Exercise requirements. In the extract below on CYP induction in mice, which enzymes responded with less induction in CAR/PXR-humanized mice than in wild-type mice?

Extract.
------------
At the enzyme induction level, also some unexpected differences between the wild-type and the receptor-humanized mice become evident: especially CYP2B9, CYP2B10, CYP2C29 and CYP2C55 responded with less induction in CAR/PXR-humanized mice, as compared to their wild-type counterparts. This may indicate that the human receptors CAR and PXR are less powerful activators of target gene expression than their murine counterparts are. This is in line with data on mRNA induction of Cyp2b10 gene expression by prochloraz and cyproconazole also showing more pronounced effects in wild-type mice (Marx-Stoelting et al. 2017). Putative different activities of receptors in individual species may be of relevance also for endpoints other than CYP induction: for example, human relevance of the non-genotoxic, CAR-mediated mechanism for liver tumor induction is discussed controversially (Braeuning 2014; Braeuning and Schwarz 2016; Elcombe et al. 2014). Besides potential qualitative differences between rodents and humans, also quantitative differences should be considered when assessing human health risks resulting from CAR-activating chemicals. With respect to studies of the metabolism of foreign compounds, the pronounced differences in the induction of several CAR and/or PXR target genes between wild-type and CAR/PXR-humanized mice might complicate the interpretation of results, if the compound of interest is an inducer and substrate of the aforementioned CYP enzymes.

Another interesting observation is the strong downregulation of CYP2E1 in wild-type mice by cyproconazole. Such a phenomenon was not observed in rats or in human HepaRG cells in our study, and CAR/PXR-humanized mice showed this effect to a lesser degree. One might speculate that the phenomenon is related to the onset of hepatotoxicity and regenerative proliferation which was observed in wild-type but not humanized mice in the original study (Marx-Stoelting et al. 2017). In principle, a cytotoxicity-dependent loss of perivenous hepatocytes, which express the highest levels of most CYPs including CYP2E1, may explain the decrease in CYP2E1 levels. Preferential perivenous destruction of CYP-expressing hepatocytes is frequently seen with hepatotoxic compounds, for example see Hessel-Pras et al. (2020), Hohme et al. (2007), Schenk et al. (2017), and Sekine et al. (2006). CYP2E1 expression is, contrasting the situation with other CYPs, barely regulated at the mRNA level. Thus, the loss of some of the CYP2E1-expressing cells may explain the loss of the protein, while the induction of other CYPs in the remaining surviving cells could mask the loss of other CYPs. However, besides consequences of general perivenous toxicity, it appears also possible that an unknown, more specific mechanism downregulates CYP2E1 in murine hepatocytes upon treatment with cyproconazole. In any case, the results are in line with Martignoni et al. (2006) suggesting that rats may be the best animal model with respect to predicting CYP2E1 effects in human. In addition, results obtained with the humanized mouse model were more in line with other models than the wild-type mouse model suggesting that humanized animal models can be helpful to extrapolate effects in man from experimental animal data.

In summary, the present study provides a broad-spectrum overview of CYP enzyme and transport protein contents of well-established and state-of-the-art models for liver toxicity and pharmaco-/toxicokinetics. The data can help with the appropriate design of new studies and support the interpretation of data from the analyzed models with respect to inter-model transferability of results and human relevance. Finally, the TXP technology has proven its suitability for the use as a powerful tool in cross-species protein characterization.
------------
Dataset content.

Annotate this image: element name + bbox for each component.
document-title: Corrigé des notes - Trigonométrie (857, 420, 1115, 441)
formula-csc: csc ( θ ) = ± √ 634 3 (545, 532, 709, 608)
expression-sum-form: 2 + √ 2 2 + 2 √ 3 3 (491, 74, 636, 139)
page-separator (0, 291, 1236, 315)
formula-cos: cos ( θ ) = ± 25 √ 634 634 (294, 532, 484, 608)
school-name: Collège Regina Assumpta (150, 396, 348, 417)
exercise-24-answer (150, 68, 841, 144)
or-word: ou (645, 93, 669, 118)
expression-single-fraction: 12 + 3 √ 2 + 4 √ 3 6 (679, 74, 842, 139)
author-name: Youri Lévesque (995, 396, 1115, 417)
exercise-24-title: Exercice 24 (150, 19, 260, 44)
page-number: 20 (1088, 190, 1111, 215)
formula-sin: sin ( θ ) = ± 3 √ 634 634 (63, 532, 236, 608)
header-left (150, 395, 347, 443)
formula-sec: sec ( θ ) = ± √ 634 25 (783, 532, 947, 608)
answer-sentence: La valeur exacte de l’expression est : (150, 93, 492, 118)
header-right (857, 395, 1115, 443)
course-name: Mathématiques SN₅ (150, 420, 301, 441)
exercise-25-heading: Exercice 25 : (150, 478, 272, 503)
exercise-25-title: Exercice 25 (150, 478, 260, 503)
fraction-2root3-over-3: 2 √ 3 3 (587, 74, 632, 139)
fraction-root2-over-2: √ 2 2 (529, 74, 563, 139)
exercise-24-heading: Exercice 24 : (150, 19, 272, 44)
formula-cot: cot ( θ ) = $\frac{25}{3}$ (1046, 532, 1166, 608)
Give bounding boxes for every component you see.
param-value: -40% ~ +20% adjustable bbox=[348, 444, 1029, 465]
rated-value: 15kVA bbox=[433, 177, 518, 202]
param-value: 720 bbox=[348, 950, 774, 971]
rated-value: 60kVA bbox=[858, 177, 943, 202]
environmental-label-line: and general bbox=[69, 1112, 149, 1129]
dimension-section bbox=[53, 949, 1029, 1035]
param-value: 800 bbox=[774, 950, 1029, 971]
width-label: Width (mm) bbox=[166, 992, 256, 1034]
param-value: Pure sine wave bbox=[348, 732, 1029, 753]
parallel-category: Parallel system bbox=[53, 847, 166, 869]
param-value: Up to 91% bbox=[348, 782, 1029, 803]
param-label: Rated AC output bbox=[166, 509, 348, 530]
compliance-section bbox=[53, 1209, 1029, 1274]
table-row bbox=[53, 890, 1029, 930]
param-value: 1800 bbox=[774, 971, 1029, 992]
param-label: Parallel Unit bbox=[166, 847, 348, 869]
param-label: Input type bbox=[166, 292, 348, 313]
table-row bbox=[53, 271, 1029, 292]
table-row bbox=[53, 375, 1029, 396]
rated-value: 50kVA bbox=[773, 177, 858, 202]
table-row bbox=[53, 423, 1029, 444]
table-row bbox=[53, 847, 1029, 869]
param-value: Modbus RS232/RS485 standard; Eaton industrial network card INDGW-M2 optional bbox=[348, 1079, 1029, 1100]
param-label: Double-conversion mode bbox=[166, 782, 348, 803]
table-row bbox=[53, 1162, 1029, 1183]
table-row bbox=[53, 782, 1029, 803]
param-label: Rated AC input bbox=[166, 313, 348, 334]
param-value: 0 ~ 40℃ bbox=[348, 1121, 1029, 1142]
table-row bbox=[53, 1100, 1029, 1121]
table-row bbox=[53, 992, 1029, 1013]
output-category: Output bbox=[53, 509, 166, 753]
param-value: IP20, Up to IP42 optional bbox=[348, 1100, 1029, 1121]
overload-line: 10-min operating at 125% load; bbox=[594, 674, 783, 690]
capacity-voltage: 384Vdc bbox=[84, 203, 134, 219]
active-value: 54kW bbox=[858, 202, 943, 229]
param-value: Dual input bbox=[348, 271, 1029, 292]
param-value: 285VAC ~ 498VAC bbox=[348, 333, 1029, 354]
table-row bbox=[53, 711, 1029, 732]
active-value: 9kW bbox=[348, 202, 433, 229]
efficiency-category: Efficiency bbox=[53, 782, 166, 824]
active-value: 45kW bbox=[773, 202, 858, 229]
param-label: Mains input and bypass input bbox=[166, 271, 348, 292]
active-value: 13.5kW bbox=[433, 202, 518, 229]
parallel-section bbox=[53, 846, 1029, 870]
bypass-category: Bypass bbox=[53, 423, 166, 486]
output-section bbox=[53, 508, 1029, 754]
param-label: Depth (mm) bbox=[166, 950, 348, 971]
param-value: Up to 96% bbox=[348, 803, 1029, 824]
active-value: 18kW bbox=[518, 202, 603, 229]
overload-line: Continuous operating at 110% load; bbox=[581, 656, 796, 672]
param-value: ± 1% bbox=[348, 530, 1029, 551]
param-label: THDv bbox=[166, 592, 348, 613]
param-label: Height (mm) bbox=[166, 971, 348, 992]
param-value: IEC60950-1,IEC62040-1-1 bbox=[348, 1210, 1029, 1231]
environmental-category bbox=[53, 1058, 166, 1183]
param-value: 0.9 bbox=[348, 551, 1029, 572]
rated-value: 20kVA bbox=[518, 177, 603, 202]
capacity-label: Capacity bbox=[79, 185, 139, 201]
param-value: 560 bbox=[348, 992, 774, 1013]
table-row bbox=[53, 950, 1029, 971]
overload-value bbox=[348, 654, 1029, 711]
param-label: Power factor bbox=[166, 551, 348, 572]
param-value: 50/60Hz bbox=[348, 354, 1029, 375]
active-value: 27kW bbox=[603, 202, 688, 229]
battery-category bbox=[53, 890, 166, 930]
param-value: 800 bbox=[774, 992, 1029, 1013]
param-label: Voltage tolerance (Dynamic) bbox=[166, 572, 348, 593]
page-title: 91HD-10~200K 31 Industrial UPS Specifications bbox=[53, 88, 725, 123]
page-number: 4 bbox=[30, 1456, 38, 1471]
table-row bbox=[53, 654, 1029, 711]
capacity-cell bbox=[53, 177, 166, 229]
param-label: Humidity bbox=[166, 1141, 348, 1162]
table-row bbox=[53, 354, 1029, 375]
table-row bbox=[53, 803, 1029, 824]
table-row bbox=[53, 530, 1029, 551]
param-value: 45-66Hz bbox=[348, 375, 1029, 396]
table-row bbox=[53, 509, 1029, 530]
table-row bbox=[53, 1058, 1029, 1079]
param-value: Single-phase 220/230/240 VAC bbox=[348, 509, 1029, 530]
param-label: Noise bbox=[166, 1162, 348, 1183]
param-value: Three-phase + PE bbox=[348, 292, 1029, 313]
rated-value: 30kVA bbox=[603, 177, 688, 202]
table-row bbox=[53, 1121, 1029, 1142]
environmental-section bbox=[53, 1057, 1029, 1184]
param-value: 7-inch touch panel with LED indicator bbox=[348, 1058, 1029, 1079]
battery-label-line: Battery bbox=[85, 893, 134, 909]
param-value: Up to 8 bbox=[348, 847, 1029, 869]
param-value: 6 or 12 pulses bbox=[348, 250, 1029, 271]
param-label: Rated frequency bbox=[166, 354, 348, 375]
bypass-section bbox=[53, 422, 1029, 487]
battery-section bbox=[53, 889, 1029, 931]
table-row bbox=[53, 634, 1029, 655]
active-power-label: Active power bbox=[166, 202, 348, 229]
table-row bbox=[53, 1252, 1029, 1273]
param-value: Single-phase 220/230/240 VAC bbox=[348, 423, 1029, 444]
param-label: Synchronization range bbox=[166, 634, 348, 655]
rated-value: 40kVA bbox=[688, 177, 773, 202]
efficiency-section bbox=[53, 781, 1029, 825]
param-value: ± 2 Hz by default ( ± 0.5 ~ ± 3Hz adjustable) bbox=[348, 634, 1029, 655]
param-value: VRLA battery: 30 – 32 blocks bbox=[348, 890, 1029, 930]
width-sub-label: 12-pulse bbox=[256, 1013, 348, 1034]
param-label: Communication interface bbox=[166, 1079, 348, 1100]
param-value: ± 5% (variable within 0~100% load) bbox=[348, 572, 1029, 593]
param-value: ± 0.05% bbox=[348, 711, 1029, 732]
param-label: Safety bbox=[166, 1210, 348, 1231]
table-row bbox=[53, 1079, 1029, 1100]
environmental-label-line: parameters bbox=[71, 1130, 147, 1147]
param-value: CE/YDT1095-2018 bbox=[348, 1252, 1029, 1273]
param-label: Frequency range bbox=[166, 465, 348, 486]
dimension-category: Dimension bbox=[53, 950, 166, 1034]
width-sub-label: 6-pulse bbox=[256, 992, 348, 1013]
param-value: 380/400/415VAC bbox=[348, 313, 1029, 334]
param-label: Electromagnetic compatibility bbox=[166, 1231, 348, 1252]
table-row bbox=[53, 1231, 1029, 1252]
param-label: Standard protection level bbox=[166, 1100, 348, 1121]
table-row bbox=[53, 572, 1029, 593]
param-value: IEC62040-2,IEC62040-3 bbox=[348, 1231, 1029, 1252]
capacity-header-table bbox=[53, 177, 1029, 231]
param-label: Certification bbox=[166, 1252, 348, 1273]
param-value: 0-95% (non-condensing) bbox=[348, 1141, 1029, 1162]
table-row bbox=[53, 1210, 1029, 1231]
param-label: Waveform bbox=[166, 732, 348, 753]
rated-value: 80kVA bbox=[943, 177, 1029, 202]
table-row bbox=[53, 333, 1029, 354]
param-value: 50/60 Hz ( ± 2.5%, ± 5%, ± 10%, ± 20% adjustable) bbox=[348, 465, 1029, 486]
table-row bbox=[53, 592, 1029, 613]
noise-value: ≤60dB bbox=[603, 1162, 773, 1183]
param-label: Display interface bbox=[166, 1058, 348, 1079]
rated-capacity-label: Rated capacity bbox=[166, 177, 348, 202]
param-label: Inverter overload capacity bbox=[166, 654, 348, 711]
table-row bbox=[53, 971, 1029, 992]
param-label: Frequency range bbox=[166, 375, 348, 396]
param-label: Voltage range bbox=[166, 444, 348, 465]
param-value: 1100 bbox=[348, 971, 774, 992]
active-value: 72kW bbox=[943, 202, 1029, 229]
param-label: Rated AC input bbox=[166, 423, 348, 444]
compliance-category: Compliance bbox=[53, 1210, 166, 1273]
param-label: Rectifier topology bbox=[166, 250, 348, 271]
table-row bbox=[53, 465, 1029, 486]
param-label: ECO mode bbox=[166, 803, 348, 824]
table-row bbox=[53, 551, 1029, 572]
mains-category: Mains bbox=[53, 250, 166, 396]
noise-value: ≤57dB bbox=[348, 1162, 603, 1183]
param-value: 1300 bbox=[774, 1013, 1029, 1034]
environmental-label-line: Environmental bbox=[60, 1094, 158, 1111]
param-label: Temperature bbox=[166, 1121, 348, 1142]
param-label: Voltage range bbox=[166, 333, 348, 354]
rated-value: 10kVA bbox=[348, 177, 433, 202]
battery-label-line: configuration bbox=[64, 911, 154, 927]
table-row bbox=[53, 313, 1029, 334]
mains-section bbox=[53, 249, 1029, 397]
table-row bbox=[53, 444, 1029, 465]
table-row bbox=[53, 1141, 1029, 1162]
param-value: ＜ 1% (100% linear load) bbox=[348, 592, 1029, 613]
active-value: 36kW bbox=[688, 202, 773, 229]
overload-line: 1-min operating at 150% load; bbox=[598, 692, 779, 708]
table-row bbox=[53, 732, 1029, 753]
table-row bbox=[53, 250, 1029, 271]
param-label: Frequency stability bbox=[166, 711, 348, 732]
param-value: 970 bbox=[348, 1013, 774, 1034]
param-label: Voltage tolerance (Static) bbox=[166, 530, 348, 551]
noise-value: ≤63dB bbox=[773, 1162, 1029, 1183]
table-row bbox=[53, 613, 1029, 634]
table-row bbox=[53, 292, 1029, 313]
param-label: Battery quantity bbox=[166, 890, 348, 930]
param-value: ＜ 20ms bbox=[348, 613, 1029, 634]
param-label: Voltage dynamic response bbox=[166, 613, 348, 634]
------------
Exercise response. CYP2B9, CYP2B10, CYP2C29 and CYP2C55.